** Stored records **

┄┄┄┄┄┄

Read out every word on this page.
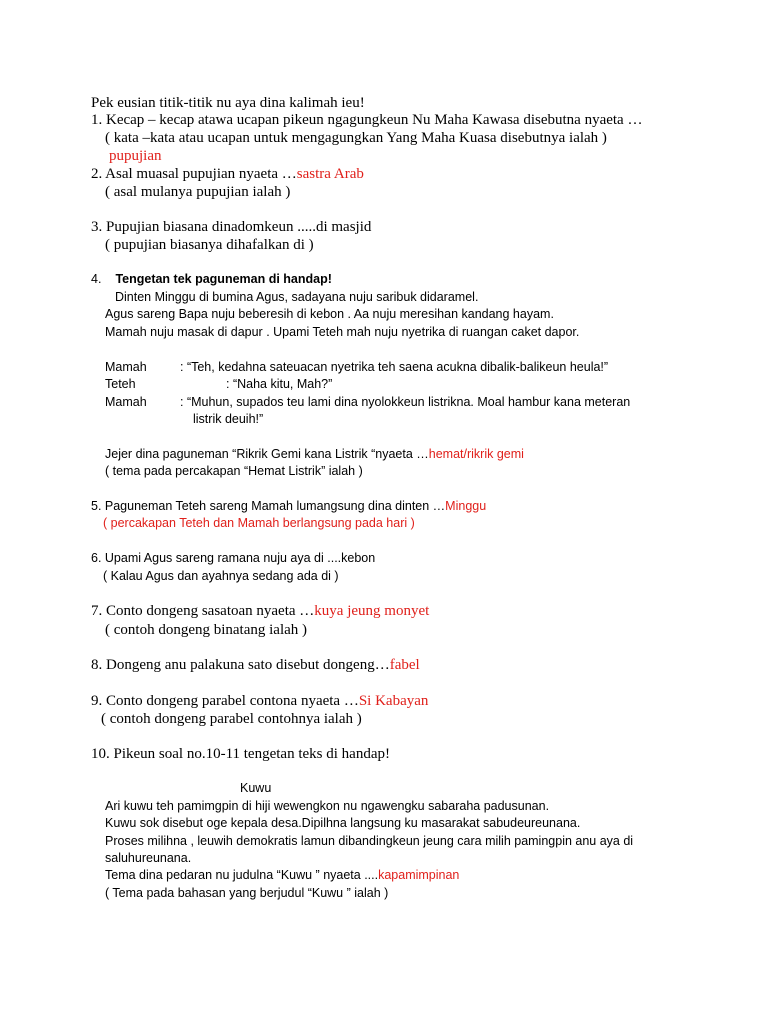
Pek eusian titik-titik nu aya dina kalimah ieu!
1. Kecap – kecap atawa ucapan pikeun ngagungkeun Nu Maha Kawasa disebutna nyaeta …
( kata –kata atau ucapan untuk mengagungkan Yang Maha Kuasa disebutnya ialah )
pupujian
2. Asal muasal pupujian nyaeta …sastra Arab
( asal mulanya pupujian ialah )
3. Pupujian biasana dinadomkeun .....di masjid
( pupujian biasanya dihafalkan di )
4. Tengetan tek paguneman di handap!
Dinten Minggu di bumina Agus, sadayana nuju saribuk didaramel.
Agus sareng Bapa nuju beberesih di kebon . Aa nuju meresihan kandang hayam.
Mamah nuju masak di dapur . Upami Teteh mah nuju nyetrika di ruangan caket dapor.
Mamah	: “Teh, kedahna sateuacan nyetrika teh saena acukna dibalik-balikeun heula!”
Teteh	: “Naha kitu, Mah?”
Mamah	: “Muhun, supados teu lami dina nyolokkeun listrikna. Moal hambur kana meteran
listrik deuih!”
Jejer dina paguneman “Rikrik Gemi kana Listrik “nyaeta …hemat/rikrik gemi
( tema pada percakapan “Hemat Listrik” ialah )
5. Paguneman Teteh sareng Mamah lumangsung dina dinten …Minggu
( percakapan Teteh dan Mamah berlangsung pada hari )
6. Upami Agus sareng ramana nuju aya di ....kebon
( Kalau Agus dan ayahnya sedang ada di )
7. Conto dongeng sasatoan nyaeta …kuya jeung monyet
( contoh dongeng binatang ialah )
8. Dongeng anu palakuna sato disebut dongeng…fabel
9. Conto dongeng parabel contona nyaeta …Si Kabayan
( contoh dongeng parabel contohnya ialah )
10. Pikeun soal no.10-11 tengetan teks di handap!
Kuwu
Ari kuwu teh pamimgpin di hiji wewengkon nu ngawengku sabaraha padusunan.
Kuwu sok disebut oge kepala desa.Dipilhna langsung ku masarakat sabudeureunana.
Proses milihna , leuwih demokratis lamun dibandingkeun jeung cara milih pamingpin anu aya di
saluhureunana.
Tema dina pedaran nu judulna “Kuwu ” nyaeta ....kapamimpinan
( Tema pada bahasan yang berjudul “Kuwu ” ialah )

┄┄┄┄┄┄

** Goal **
What is the number of lines that hold the string "Minggu"? Give it alone.

** Correct output **
2